(Excerpts from a dataset)
⟨
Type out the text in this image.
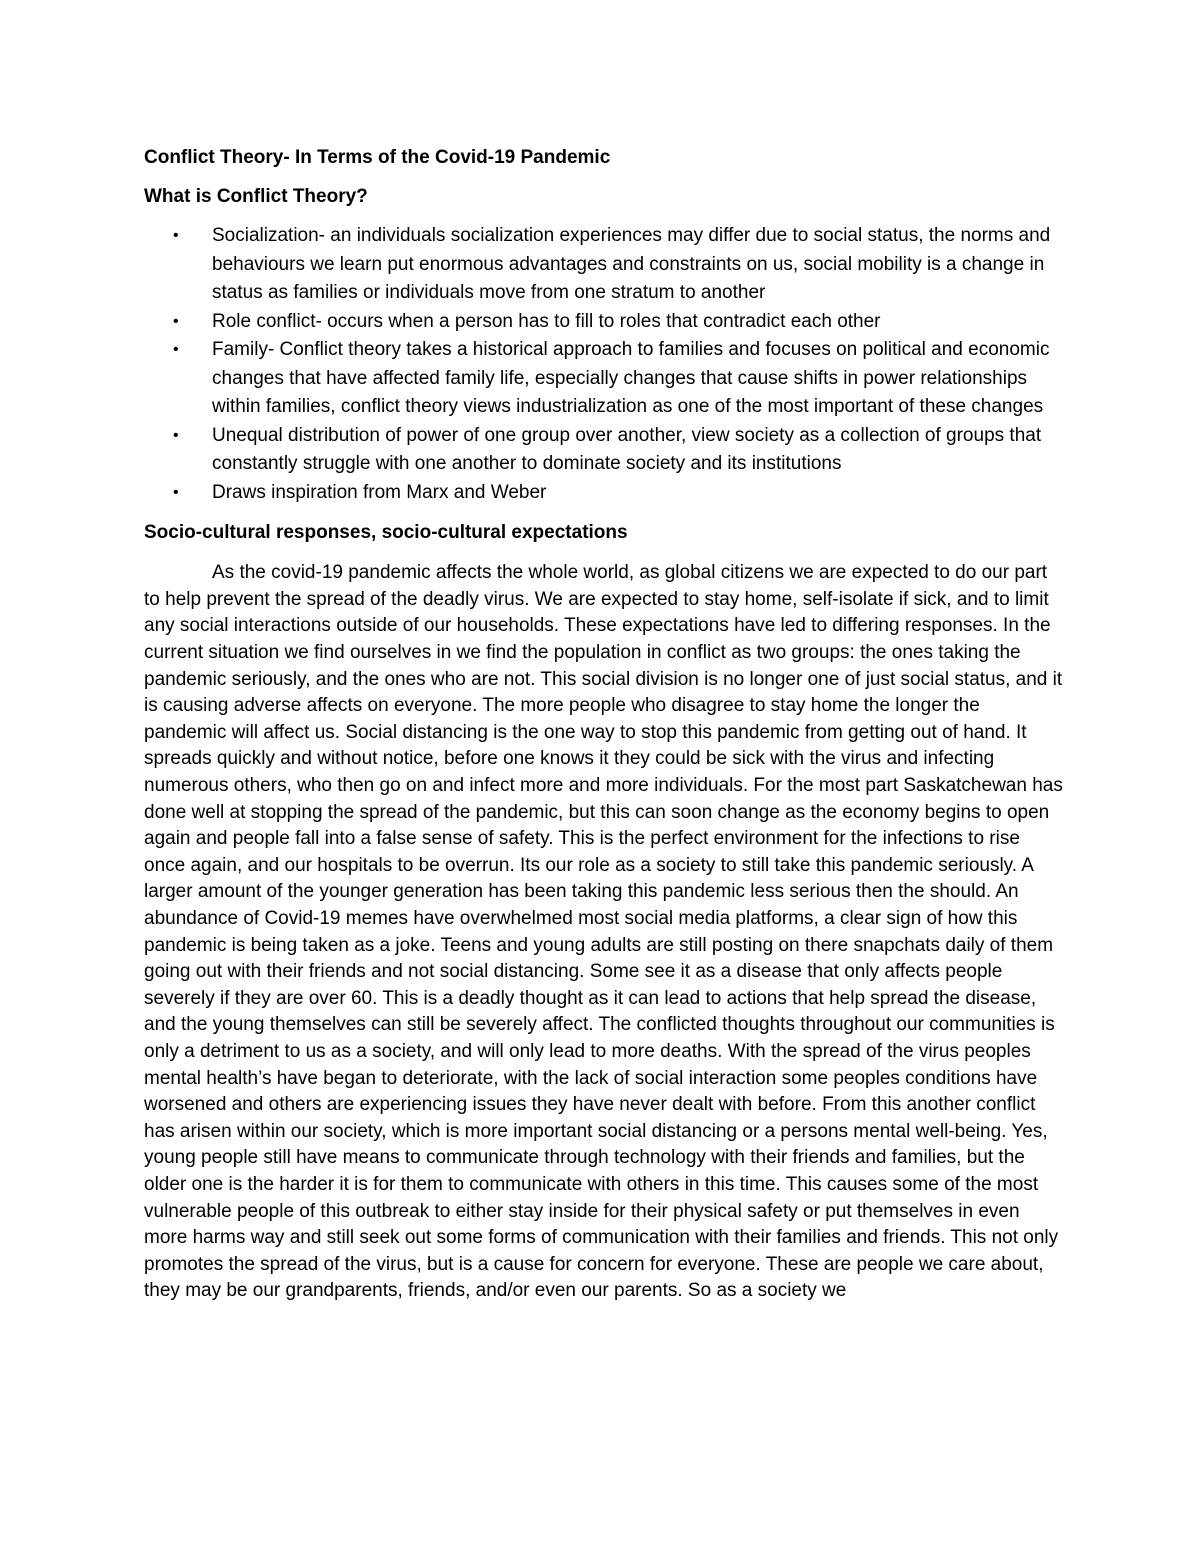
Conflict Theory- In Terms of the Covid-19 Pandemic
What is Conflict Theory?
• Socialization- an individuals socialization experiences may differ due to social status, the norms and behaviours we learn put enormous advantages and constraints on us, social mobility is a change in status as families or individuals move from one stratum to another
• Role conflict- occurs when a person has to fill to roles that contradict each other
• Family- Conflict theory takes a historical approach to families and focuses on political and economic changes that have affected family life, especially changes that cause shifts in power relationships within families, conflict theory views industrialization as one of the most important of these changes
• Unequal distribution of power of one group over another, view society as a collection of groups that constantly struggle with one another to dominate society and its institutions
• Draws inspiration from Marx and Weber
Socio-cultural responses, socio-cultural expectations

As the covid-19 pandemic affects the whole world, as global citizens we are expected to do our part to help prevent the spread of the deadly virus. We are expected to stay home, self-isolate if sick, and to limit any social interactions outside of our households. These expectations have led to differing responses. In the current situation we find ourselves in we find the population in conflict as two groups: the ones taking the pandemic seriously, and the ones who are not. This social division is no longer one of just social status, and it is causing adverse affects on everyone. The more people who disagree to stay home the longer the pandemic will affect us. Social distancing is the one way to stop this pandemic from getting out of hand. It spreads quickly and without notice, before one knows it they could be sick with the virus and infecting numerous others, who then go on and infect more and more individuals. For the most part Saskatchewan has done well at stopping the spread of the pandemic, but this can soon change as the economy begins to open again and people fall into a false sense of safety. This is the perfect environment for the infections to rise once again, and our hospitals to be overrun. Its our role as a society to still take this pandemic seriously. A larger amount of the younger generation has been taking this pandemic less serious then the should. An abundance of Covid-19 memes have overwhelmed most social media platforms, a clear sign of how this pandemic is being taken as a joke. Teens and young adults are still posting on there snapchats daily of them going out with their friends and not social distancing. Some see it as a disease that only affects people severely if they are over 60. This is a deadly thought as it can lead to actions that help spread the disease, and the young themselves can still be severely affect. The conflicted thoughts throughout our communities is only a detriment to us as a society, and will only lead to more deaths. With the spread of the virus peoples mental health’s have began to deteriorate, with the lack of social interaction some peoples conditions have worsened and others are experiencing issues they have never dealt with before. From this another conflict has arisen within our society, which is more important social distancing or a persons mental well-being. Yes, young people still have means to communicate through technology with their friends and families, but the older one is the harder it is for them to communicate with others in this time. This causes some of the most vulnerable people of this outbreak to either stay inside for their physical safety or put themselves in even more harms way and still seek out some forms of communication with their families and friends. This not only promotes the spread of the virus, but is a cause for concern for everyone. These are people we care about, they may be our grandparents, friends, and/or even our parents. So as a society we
⟩
What to produce: For the entries above, give only the number of lines that contain the word "power".

Task solution: 2